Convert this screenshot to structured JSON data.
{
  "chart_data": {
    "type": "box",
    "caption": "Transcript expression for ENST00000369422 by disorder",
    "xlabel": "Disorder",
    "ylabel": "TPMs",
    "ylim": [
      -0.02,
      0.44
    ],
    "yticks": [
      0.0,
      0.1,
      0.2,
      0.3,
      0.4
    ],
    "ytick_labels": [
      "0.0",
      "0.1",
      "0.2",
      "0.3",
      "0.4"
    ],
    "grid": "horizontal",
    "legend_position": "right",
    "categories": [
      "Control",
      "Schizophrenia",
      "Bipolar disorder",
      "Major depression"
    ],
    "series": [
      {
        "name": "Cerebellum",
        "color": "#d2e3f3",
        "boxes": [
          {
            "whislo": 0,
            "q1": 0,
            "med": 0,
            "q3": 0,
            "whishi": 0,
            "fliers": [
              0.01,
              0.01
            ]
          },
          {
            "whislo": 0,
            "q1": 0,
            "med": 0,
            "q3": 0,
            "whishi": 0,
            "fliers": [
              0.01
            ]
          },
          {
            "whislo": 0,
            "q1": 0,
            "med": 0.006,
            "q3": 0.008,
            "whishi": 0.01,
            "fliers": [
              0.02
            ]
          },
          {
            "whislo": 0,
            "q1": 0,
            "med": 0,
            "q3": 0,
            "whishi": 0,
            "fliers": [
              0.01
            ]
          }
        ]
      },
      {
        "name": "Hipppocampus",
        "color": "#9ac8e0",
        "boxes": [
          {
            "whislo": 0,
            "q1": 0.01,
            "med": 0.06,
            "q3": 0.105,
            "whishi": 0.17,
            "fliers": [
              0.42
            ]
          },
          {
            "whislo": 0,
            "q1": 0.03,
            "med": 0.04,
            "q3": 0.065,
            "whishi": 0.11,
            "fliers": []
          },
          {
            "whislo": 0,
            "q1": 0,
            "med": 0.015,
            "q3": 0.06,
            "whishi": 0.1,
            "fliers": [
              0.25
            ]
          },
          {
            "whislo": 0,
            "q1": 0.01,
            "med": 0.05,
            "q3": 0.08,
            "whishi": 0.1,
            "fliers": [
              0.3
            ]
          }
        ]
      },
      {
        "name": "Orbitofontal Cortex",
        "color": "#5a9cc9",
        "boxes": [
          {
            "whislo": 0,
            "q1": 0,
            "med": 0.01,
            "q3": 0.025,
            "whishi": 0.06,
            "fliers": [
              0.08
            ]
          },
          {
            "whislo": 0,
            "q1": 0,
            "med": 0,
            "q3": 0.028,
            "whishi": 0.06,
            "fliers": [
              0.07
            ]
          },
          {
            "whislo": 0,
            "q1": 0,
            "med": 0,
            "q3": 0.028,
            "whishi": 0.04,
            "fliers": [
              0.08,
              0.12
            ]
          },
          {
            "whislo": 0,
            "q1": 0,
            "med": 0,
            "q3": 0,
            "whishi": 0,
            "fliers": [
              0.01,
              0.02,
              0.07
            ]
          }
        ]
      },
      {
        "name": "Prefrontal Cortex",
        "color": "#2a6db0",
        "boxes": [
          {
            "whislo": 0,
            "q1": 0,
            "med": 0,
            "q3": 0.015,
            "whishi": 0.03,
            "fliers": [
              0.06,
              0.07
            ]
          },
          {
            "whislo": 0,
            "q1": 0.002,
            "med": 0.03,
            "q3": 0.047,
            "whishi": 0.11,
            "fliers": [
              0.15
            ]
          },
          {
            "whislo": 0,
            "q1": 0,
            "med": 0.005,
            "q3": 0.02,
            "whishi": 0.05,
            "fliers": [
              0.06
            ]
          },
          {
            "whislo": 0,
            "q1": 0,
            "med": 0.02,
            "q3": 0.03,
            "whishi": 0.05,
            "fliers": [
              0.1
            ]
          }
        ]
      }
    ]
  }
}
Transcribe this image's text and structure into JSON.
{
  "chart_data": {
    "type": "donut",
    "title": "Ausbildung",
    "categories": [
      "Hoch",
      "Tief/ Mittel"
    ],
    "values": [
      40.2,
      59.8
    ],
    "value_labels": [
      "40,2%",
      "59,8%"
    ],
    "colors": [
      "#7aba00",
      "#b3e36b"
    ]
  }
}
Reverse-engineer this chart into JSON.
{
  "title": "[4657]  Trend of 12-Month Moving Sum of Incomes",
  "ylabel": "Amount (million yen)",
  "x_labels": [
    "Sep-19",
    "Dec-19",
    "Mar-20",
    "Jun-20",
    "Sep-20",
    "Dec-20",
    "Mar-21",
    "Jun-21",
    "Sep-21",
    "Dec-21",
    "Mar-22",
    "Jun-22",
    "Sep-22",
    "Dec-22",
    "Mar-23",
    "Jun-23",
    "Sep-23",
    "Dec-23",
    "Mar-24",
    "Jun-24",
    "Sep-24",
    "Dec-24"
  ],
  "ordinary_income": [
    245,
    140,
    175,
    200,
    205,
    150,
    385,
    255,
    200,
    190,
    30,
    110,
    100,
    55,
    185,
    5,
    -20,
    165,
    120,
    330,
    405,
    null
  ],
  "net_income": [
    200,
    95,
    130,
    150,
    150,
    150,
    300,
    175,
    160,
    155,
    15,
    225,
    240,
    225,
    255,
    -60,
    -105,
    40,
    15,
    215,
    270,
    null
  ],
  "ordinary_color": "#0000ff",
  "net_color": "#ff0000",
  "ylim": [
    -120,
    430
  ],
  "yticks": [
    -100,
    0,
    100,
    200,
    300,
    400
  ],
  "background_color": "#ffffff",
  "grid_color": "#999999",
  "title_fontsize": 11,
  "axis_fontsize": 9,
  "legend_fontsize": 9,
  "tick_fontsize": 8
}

----------

(PROBLEM DETAILS) How many of the listing's lines contain "this"? Respond with a single number and nothing else.

(RESULT OF THE TASK) 3